[Entries with figure data]
□ □ □ □ □ □ □
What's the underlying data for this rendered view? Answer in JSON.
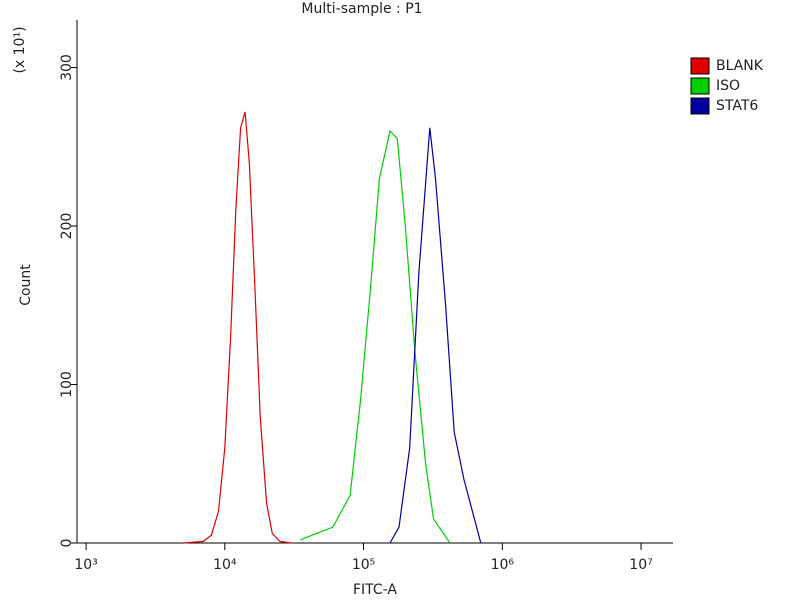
{
  "chart_data": {
    "type": "line",
    "title": "Multi-sample : P1",
    "xlabel": "FITC-A",
    "ylabel": "Count",
    "y_multiplier": "(x 10¹)",
    "xscale": "log",
    "xlim": [
      860,
      17000000
    ],
    "ylim": [
      0,
      330
    ],
    "xticks": [
      {
        "value": 1000,
        "label": "10³"
      },
      {
        "value": 10000,
        "label": "10⁴"
      },
      {
        "value": 100000,
        "label": "10⁵"
      },
      {
        "value": 1000000,
        "label": "10⁶"
      },
      {
        "value": 10000000,
        "label": "10⁷"
      }
    ],
    "yticks": [
      0,
      100,
      200,
      300
    ],
    "legend": "right",
    "series": [
      {
        "name": "BLANK",
        "color": "#e00000",
        "x": [
          5000,
          7000,
          8000,
          9000,
          10000,
          11000,
          12000,
          13000,
          14000,
          15000,
          16500,
          18000,
          20000,
          22000,
          25000,
          30000
        ],
        "values": [
          0,
          1,
          5,
          20,
          60,
          130,
          210,
          262,
          272,
          240,
          160,
          80,
          25,
          6,
          1,
          0
        ]
      },
      {
        "name": "ISO",
        "color": "#00d000",
        "x": [
          35000,
          60000,
          80000,
          95000,
          112000,
          130000,
          155000,
          175000,
          200000,
          235000,
          280000,
          320000,
          420000
        ],
        "values": [
          2,
          10,
          30,
          90,
          160,
          230,
          260,
          255,
          200,
          120,
          50,
          15,
          0
        ]
      },
      {
        "name": "STAT6",
        "color": "#0000a0",
        "x": [
          155000,
          180000,
          215000,
          250000,
          300000,
          330000,
          390000,
          450000,
          530000,
          630000,
          700000
        ],
        "values": [
          0,
          10,
          60,
          170,
          262,
          230,
          150,
          70,
          40,
          15,
          0
        ]
      }
    ]
  }
}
□ □ □ □ □ □ □
• CHALLENGE:
Leave out the pictures and copy the rest of the material above exactly.

• RESPONSE:
What's the underlying data for this rendered view? Answer in JSON.
{
  "chart_data": {
    "type": "line",
    "title": "Multi-sample : P1",
    "xlabel": "FITC-A",
    "ylabel": "Count",
    "y_multiplier": "(x 10¹)",
    "xscale": "log",
    "xlim": [
      860,
      17000000
    ],
    "ylim": [
      0,
      330
    ],
    "xticks": [
      {
        "value": 1000,
        "label": "10³"
      },
      {
        "value": 10000,
        "label": "10⁴"
      },
      {
        "value": 100000,
        "label": "10⁵"
      },
      {
        "value": 1000000,
        "label": "10⁶"
      },
      {
        "value": 10000000,
        "label": "10⁷"
      }
    ],
    "yticks": [
      0,
      100,
      200,
      300
    ],
    "legend": "right",
    "series": [
      {
        "name": "BLANK",
        "color": "#e00000",
        "x": [
          5000,
          7000,
          8000,
          9000,
          10000,
          11000,
          12000,
          13000,
          14000,
          15000,
          16500,
          18000,
          20000,
          22000,
          25000,
          30000
        ],
        "values": [
          0,
          1,
          5,
          20,
          60,
          130,
          210,
          262,
          272,
          240,
          160,
          80,
          25,
          6,
          1,
          0
        ]
      },
      {
        "name": "ISO",
        "color": "#00d000",
        "x": [
          35000,
          60000,
          80000,
          95000,
          112000,
          130000,
          155000,
          175000,
          200000,
          235000,
          280000,
          320000,
          420000
        ],
        "values": [
          2,
          10,
          30,
          90,
          160,
          230,
          260,
          255,
          200,
          120,
          50,
          15,
          0
        ]
      },
      {
        "name": "STAT6",
        "color": "#0000a0",
        "x": [
          155000,
          180000,
          215000,
          250000,
          300000,
          330000,
          390000,
          450000,
          530000,
          630000,
          700000
        ],
        "values": [
          0,
          10,
          60,
          170,
          262,
          230,
          150,
          70,
          40,
          15,
          0
        ]
      }
    ]
  }
}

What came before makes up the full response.